Write out the material below again, unchanged.

┌──

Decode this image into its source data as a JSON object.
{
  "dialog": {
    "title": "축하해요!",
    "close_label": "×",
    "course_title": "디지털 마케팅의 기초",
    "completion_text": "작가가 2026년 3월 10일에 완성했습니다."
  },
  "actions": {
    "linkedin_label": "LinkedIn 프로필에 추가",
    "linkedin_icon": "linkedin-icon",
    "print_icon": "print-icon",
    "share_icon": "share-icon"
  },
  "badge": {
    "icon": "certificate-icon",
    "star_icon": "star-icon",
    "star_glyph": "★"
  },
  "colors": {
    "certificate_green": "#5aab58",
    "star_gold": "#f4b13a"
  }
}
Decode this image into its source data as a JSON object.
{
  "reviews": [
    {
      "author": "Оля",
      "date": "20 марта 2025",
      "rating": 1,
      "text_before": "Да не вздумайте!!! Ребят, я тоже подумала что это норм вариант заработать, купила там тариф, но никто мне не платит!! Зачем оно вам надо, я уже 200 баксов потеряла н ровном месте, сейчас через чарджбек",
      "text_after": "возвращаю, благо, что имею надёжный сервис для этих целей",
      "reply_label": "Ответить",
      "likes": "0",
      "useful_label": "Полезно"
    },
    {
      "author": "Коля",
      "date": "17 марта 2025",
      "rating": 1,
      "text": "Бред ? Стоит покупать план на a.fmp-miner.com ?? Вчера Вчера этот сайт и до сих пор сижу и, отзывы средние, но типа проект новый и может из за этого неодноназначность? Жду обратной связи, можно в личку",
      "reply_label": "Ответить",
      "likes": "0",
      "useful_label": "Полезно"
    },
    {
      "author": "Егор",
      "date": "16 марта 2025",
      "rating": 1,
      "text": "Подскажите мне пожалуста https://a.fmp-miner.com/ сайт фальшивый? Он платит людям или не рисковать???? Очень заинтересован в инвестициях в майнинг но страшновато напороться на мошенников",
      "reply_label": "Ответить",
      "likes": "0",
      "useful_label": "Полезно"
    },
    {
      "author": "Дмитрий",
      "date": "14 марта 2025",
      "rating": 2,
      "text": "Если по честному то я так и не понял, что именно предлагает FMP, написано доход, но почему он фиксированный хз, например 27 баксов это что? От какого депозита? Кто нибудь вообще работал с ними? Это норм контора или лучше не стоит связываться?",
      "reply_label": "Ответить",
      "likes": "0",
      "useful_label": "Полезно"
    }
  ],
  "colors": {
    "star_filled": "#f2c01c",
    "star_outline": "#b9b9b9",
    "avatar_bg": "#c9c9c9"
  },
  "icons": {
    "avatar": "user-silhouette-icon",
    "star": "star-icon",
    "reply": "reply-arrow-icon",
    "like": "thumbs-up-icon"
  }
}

└──

WRITTEN ANSWER:
Decode this image into its source data as a JSON object.
{
  "dialog": {
    "title": "축하해요!",
    "close_label": "×",
    "course_title": "디지털 마케팅의 기초",
    "completion_text": "작가가 2026년 3월 10일에 완성했습니다."
  },
  "actions": {
    "linkedin_label": "LinkedIn 프로필에 추가",
    "linkedin_icon": "linkedin-icon",
    "print_icon": "print-icon",
    "share_icon": "share-icon"
  },
  "badge": {
    "icon": "certificate-icon",
    "star_icon": "star-icon",
    "star_glyph": "★"
  },
  "colors": {
    "certificate_green": "#5aab58",
    "star_gold": "#f4b13a"
  }
}
Decode this image into its source data as a JSON object.
{
  "reviews": [
    {
      "author": "Оля",
      "date": "20 марта 2025",
      "rating": 1,
      "text_before": "Да не вздумайте!!! Ребят, я тоже подумала что это норм вариант заработать, купила там тариф, но никто мне не платит!! Зачем оно вам надо, я уже 200 баксов потеряла н ровном месте, сейчас через чарджбек",
      "text_after": "возвращаю, благо, что имею надёжный сервис для этих целей",
      "reply_label": "Ответить",
      "likes": "0",
      "useful_label": "Полезно"
    },
    {
      "author": "Коля",
      "date": "17 марта 2025",
      "rating": 1,
      "text": "Бред ? Стоит покупать план на a.fmp-miner.com ?? Вчера Вчера этот сайт и до сих пор сижу и, отзывы средние, но типа проект новый и может из за этого неодноназначность? Жду обратной связи, можно в личку",
      "reply_label": "Ответить",
      "likes": "0",
      "useful_label": "Полезно"
    },
    {
      "author": "Егор",
      "date": "16 марта 2025",
      "rating": 1,
      "text": "Подскажите мне пожалуста https://a.fmp-miner.com/ сайт фальшивый? Он платит людям или не рисковать???? Очень заинтересован в инвестициях в майнинг но страшновато напороться на мошенников",
      "reply_label": "Ответить",
      "likes": "0",
      "useful_label": "Полезно"
    },
    {
      "author": "Дмитрий",
      "date": "14 марта 2025",
      "rating": 2,
      "text": "Если по честному то я так и не понял, что именно предлагает FMP, написано доход, но почему он фиксированный хз, например 27 баксов это что? От какого депозита? Кто нибудь вообще работал с ними? Это норм контора или лучше не стоит связываться?",
      "reply_label": "Ответить",
      "likes": "0",
      "useful_label": "Полезно"
    }
  ],
  "colors": {
    "star_filled": "#f2c01c",
    "star_outline": "#b9b9b9",
    "avatar_bg": "#c9c9c9"
  },
  "icons": {
    "avatar": "user-silhouette-icon",
    "star": "star-icon",
    "reply": "reply-arrow-icon",
    "like": "thumbs-up-icon"
  }
}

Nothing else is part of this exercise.